-- begin DATASET RECORDS --

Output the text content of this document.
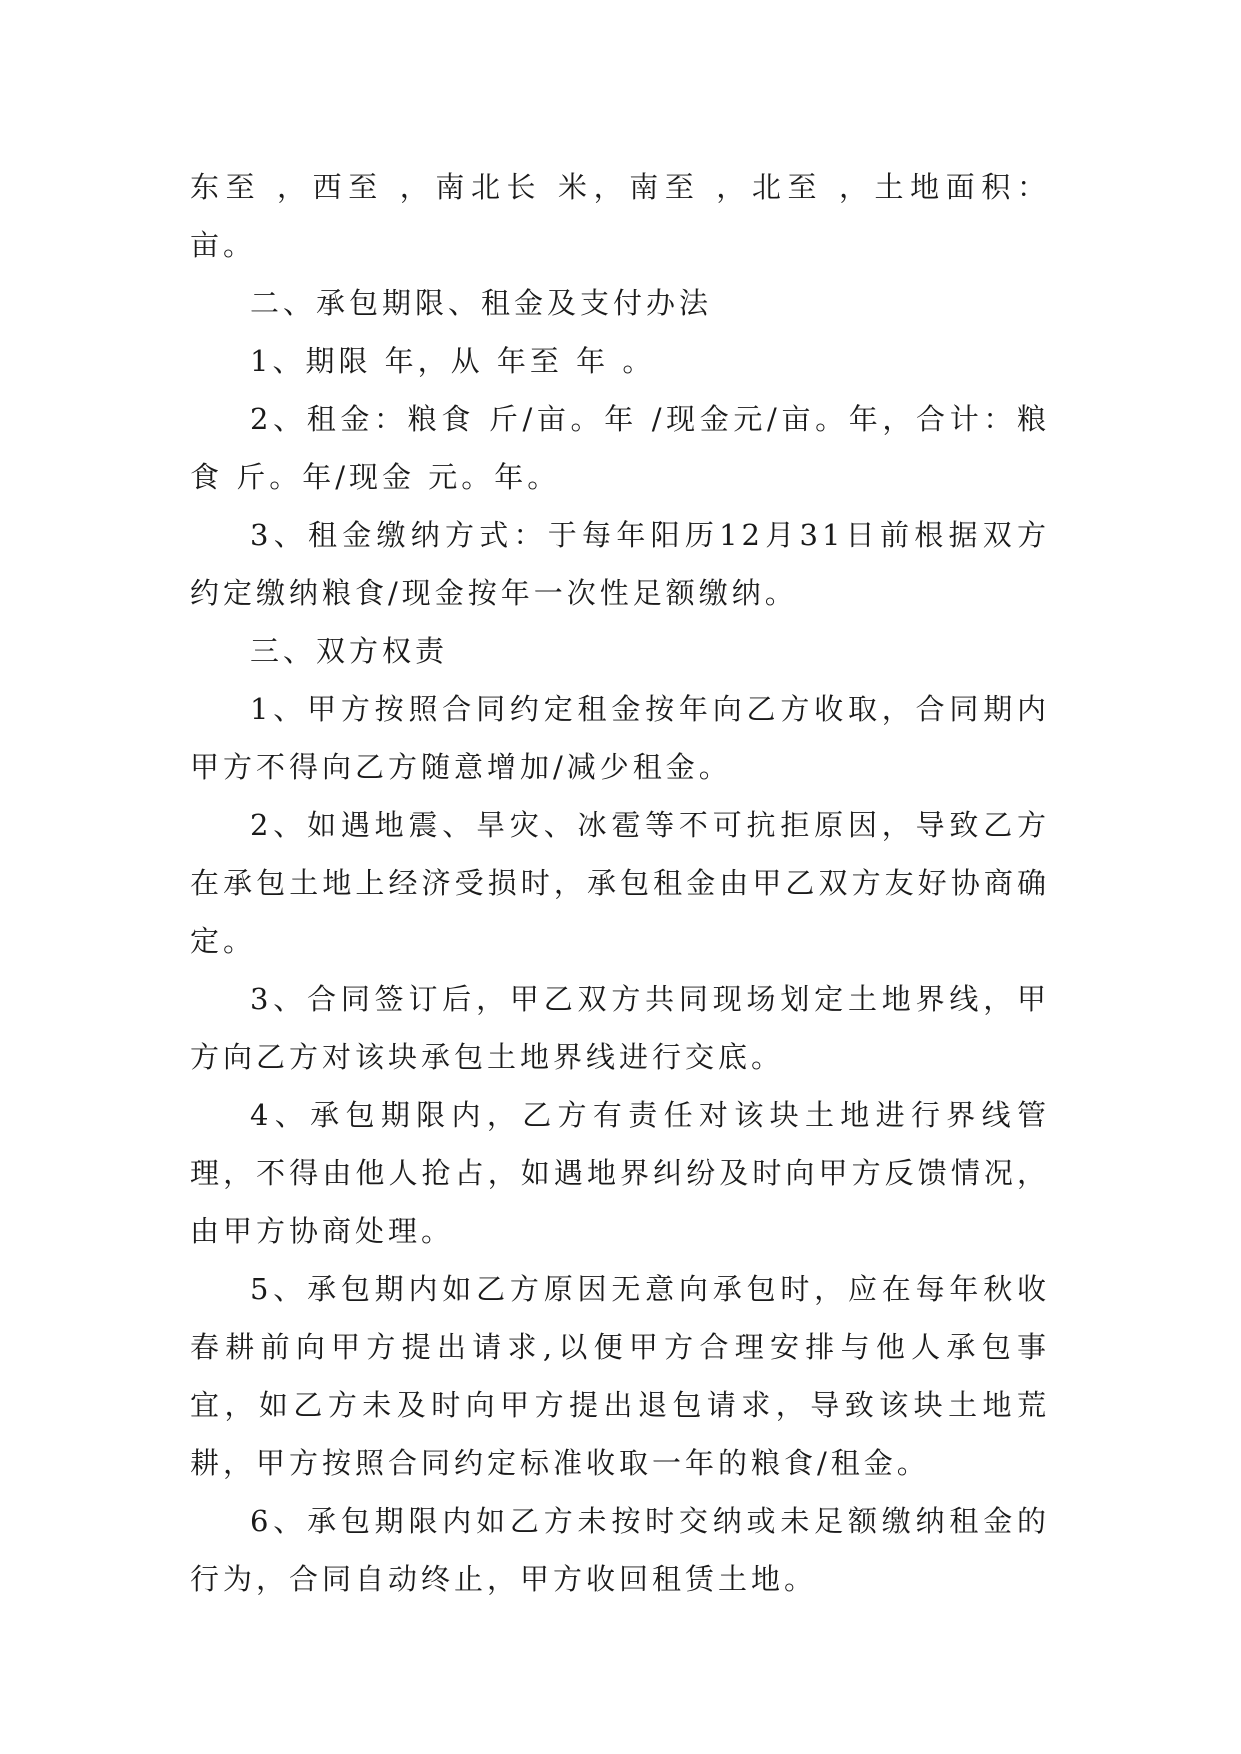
东至 ，西至 ，南北长 米，南至 ，北至 ，土地面积： 亩。

二、承包期限、租金及支付办法

1、期限 年，从 年至 年 。

2、租金：粮食 斤/亩。年 /现金元/亩。年，合计：粮食 斤。年/现金 元。年。

3、租金缴纳方式：于每年阳历12月31日前根据双方约定缴纳粮食/现金按年一次性足额缴纳。

三、双方权责

1、甲方按照合同约定租金按年向乙方收取，合同期内甲方不得向乙方随意增加/减少租金。

2、如遇地震、旱灾、冰雹等不可抗拒原因，导致乙方在承包土地上经济受损时，承包租金由甲乙双方友好协商确定。

3、合同签订后，甲乙双方共同现场划定土地界线，甲方向乙方对该块承包土地界线进行交底。

4、承包期限内，乙方有责任对该块土地进行界线管理，不得由他人抢占，如遇地界纠纷及时向甲方反馈情况，由甲方协商处理。

5、承包期内如乙方原因无意向承包时，应在每年秋收春耕前向甲方提出请求,以便甲方合理安排与他人承包事宜，如乙方未及时向甲方提出退包请求，导致该块土地荒耕，甲方按照合同约定标准收取一年的粮食/租金。

6、承包期限内如乙方未按时交纳或未足额缴纳租金的行为，合同自动终止，甲方收回租赁土地。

-- end DATASET RECORDS --

* **EXERCISE AIM**: Using the data above, print every line exactly, omitting pictures.

* **SOLUTION**:
Output the text content of this document.
东至 ，西至 ，南北长 米，南至 ，北至 ，土地面积： 亩。

二、承包期限、租金及支付办法

1、期限 年，从 年至 年 。

2、租金：粮食 斤/亩。年 /现金元/亩。年，合计：粮食 斤。年/现金 元。年。

3、租金缴纳方式：于每年阳历12月31日前根据双方约定缴纳粮食/现金按年一次性足额缴纳。

三、双方权责

1、甲方按照合同约定租金按年向乙方收取，合同期内甲方不得向乙方随意增加/减少租金。

2、如遇地震、旱灾、冰雹等不可抗拒原因，导致乙方在承包土地上经济受损时，承包租金由甲乙双方友好协商确定。

3、合同签订后，甲乙双方共同现场划定土地界线，甲方向乙方对该块承包土地界线进行交底。

4、承包期限内，乙方有责任对该块土地进行界线管理，不得由他人抢占，如遇地界纠纷及时向甲方反馈情况，由甲方协商处理。

5、承包期内如乙方原因无意向承包时，应在每年秋收春耕前向甲方提出请求,以便甲方合理安排与他人承包事宜，如乙方未及时向甲方提出退包请求，导致该块土地荒耕，甲方按照合同约定标准收取一年的粮食/租金。

6、承包期限内如乙方未按时交纳或未足额缴纳租金的行为，合同自动终止，甲方收回租赁土地。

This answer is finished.